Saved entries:
^^^^^^^^

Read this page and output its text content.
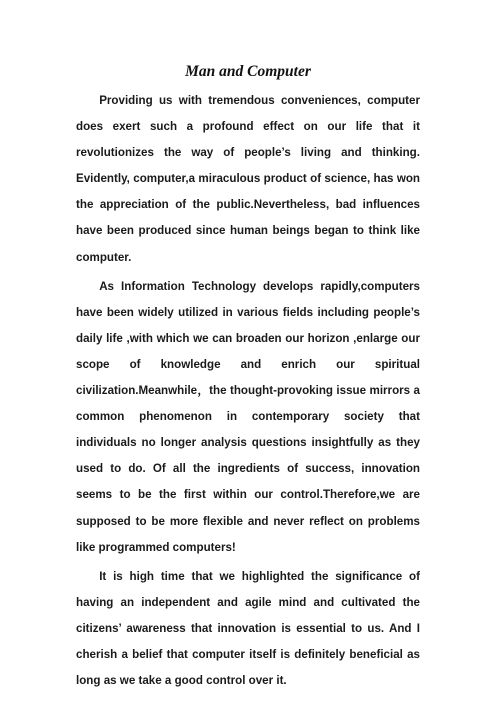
Man and Computer

Providing us with tremendous conveniences, computer does exert such a profound effect on our life that it revolutionizes the way of people’s living and thinking. Evidently, computer,a miraculous product of science, has won the appreciation of the public.Nevertheless, bad influences have been produced since human beings began to think like computer.

As Information Technology develops rapidly,computers have been widely utilized in various fields including people’s daily life ,with which we can broaden our horizon ,enlarge our scope of knowledge and enrich our spiritual civilization.Meanwhile，the thought-provoking issue mirrors a common phenomenon in contemporary society that individuals no longer analysis questions insightfully as they used to do. Of all the ingredients of success, innovation seems to be the first within our control.Therefore,we are supposed to be more flexible and never reflect on problems like programmed computers!

It is high time that we highlighted the significance of having an independent and agile mind and cultivated the citizens’ awareness that innovation is essential to us. And I cherish a belief that computer itself is definitely beneficial as long as we take a good control over it.
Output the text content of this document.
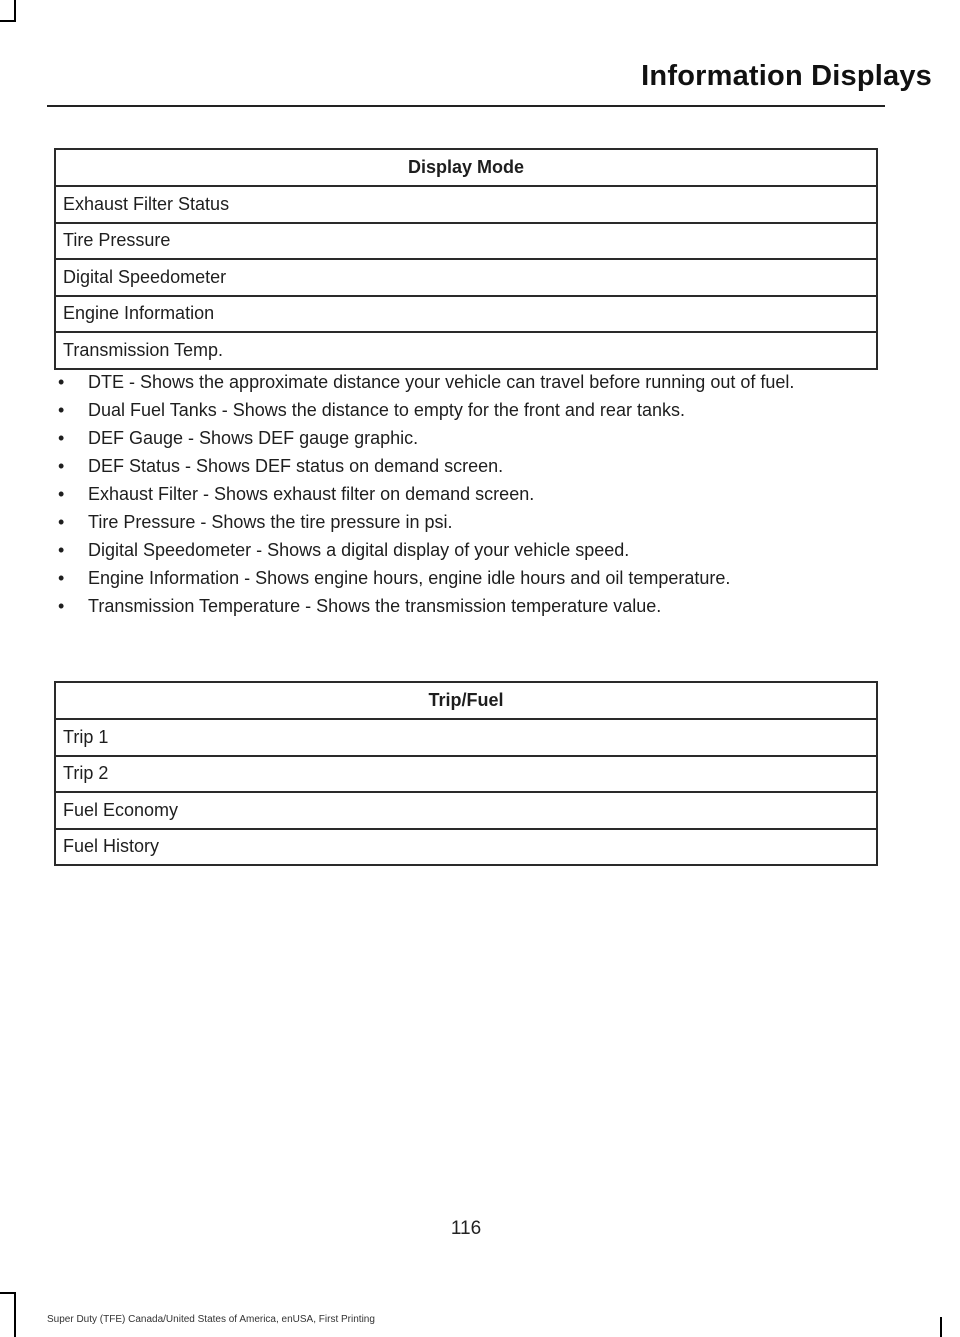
Information Displays
Display Mode
Exhaust Filter Status
Tire Pressure
Digital Speedometer
Engine Information
Transmission Temp.
• DTE - Shows the approximate distance your vehicle can travel before running out of fuel.
• Dual Fuel Tanks - Shows the distance to empty for the front and rear tanks.
• DEF Gauge - Shows DEF gauge graphic.
• DEF Status - Shows DEF status on demand screen.
• Exhaust Filter - Shows exhaust filter on demand screen.
• Tire Pressure - Shows the tire pressure in psi.
• Digital Speedometer - Shows a digital display of your vehicle speed.
• Engine Information - Shows engine hours, engine idle hours and oil temperature.
• Transmission Temperature - Shows the transmission temperature value.
Trip/Fuel
Trip 1
Trip 2
Fuel Economy
Fuel History
116
Super Duty (TFE) Canada/United States of America, enUSA, First Printing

^^^^^^^^

Gather up every line in the data above that contains the word "content", copying each one.

Result of the task:
Read this page and output its text content.
Output the text content of this document.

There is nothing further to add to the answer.